___ DATA FOR THIS TASK
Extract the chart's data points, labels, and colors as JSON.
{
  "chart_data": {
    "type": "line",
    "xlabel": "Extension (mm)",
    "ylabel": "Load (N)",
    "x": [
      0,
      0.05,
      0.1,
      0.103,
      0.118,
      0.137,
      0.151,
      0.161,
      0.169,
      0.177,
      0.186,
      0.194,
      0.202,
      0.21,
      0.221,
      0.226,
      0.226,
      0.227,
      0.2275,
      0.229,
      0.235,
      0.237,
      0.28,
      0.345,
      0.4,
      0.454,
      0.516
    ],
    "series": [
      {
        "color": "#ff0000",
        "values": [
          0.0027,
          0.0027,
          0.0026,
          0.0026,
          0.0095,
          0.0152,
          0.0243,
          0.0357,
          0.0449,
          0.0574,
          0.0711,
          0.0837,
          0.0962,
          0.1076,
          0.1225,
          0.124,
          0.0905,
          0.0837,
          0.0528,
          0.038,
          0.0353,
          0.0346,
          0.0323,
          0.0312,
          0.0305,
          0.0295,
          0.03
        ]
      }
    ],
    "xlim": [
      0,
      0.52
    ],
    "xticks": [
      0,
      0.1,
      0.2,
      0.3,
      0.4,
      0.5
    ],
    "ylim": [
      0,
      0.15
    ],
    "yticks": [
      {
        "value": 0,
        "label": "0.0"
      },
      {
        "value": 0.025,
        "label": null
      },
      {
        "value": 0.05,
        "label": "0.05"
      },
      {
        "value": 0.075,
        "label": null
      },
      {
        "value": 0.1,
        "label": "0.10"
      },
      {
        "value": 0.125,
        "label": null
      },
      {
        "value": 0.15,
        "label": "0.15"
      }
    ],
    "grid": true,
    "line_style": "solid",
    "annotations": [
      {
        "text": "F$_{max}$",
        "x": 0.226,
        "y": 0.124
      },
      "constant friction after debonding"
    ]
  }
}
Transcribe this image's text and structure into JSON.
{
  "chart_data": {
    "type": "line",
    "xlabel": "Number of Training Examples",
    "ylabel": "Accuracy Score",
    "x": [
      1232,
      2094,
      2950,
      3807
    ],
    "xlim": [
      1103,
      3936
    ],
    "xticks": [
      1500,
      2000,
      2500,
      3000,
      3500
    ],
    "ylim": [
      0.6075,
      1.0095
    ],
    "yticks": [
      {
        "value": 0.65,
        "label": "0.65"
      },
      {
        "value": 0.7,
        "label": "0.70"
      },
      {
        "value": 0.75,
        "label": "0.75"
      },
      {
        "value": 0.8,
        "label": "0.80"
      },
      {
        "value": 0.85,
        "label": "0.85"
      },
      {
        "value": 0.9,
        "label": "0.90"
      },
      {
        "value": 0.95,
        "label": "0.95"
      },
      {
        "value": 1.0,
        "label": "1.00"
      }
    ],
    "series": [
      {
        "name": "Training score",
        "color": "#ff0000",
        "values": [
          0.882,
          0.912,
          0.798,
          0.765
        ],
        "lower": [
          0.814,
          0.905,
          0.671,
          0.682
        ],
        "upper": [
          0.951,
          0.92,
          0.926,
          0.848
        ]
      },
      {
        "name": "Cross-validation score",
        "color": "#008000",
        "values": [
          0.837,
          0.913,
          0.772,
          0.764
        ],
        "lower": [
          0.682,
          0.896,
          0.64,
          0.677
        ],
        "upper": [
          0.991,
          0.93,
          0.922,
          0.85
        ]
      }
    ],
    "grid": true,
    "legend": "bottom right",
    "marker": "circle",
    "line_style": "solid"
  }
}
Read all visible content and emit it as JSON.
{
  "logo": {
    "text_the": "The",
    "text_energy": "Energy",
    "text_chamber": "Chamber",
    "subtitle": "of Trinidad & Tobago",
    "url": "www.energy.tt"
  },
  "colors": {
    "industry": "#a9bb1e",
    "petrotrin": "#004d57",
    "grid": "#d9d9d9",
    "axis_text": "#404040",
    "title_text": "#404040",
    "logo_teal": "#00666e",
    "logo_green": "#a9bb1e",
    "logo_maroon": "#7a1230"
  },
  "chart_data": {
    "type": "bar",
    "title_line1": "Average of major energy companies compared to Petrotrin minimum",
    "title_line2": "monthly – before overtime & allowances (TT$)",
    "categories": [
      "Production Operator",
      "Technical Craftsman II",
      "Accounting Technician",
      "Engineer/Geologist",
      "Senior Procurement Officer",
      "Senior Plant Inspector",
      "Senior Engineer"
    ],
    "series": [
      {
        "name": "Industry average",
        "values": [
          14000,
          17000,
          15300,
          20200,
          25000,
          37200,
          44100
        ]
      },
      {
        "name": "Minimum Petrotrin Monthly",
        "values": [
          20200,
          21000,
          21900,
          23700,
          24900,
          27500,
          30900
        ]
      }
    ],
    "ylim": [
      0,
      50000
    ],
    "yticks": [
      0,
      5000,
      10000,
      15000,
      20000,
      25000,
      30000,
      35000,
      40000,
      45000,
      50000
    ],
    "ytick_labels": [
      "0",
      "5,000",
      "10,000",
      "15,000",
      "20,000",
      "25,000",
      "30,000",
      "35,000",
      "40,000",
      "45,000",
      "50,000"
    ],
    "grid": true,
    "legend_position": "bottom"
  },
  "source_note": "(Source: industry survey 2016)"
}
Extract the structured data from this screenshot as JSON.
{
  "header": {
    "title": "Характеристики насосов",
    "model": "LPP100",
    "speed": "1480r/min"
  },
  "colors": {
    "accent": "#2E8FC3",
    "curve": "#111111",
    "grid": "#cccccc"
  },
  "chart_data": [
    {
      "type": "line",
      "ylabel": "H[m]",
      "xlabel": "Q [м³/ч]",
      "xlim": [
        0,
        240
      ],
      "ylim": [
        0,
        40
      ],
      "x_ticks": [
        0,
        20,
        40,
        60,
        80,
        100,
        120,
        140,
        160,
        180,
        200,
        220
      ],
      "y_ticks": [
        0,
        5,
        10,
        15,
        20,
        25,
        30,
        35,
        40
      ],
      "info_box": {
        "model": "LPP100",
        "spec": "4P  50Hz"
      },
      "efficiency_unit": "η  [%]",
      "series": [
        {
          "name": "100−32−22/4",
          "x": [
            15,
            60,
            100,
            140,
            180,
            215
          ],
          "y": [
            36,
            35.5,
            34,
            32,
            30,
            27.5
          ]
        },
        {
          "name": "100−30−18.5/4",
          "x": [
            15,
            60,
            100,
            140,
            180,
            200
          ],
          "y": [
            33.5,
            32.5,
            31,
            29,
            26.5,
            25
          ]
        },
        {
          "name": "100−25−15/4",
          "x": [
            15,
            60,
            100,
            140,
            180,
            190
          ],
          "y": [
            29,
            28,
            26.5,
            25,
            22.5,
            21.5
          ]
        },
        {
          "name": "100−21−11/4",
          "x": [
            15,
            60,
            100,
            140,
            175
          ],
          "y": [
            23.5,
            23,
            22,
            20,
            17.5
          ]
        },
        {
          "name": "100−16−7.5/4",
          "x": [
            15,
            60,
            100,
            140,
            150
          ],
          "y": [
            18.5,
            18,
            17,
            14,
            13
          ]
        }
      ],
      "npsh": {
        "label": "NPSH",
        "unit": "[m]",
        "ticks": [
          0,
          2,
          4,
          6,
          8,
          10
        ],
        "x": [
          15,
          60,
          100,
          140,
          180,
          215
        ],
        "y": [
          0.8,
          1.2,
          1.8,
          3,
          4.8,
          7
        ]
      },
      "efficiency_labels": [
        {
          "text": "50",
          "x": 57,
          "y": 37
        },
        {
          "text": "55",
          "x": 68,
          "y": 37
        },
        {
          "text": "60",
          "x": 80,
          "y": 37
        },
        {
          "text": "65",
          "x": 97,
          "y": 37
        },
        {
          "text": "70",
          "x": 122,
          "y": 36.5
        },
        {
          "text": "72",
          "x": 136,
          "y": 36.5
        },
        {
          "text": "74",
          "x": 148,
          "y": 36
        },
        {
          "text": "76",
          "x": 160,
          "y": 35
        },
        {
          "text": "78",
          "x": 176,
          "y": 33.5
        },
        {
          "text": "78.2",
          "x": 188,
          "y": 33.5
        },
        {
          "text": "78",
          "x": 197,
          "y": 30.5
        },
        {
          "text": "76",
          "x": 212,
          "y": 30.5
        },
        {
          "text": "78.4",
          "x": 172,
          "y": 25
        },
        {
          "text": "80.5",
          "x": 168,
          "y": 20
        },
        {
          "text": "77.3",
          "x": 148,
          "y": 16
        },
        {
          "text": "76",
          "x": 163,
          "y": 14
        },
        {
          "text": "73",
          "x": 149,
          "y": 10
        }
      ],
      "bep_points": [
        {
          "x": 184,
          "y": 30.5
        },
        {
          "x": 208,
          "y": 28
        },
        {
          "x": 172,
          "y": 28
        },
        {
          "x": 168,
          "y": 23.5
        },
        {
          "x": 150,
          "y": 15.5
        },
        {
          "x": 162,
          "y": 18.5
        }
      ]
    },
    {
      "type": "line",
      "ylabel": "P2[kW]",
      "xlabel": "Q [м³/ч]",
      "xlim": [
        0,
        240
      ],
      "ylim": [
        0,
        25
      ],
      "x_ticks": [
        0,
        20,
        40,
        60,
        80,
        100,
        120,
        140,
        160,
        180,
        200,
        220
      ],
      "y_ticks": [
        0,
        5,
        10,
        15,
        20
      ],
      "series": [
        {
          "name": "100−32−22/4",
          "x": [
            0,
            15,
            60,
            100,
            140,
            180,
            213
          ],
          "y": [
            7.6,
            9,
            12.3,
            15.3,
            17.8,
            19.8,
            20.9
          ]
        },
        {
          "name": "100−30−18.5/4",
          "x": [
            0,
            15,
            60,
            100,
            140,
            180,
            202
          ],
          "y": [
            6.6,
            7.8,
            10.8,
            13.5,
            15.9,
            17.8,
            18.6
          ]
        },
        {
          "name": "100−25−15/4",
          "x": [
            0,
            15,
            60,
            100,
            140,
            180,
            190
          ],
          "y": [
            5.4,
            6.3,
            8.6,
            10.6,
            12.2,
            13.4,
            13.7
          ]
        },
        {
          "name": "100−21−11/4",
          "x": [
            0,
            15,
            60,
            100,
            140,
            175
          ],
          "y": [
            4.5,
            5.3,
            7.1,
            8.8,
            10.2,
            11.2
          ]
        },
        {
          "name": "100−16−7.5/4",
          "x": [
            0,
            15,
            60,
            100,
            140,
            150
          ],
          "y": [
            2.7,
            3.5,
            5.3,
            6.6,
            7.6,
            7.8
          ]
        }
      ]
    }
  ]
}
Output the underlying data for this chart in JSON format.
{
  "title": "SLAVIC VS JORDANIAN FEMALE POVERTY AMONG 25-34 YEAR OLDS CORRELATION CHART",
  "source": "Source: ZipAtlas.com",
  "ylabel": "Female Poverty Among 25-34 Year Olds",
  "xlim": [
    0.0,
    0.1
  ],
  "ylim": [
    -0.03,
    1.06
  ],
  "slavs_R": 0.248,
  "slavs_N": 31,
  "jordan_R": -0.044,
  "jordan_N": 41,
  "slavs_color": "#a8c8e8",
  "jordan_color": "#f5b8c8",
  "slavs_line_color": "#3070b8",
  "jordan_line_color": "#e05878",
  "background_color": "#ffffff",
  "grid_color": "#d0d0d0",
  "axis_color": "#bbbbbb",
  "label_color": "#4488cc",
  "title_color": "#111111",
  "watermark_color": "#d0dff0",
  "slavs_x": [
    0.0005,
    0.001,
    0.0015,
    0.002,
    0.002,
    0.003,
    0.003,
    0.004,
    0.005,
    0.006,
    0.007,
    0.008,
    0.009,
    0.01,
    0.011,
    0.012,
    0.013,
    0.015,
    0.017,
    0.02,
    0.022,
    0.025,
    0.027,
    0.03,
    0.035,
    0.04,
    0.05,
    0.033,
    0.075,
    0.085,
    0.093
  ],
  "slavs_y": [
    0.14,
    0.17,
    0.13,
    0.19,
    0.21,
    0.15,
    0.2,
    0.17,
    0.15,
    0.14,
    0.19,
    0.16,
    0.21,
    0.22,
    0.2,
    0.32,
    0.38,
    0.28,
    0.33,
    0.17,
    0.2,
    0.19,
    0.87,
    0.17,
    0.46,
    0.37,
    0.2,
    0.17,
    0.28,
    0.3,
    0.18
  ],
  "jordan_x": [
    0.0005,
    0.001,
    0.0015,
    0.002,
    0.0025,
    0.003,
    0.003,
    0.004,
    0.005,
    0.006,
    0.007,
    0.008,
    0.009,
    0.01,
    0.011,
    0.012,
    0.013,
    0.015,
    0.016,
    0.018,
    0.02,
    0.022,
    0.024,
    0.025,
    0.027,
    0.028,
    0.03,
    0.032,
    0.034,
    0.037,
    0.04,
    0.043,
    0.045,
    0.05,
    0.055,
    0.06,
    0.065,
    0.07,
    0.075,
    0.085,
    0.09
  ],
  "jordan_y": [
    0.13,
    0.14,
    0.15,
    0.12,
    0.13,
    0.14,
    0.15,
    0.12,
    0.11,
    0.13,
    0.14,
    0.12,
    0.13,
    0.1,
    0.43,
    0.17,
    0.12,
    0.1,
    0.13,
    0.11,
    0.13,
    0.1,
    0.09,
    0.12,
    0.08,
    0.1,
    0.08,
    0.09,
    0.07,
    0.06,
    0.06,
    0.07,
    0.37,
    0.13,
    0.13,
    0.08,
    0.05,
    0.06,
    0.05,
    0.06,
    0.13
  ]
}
______
WHAT YOU ARE ASKED TO DO:
Return each line in the records that holds the string "Extract".

WRITTEN SOLUTION:
Extract the chart's data points, labels, and colors as JSON.
Extract the structured data from this screenshot as JSON.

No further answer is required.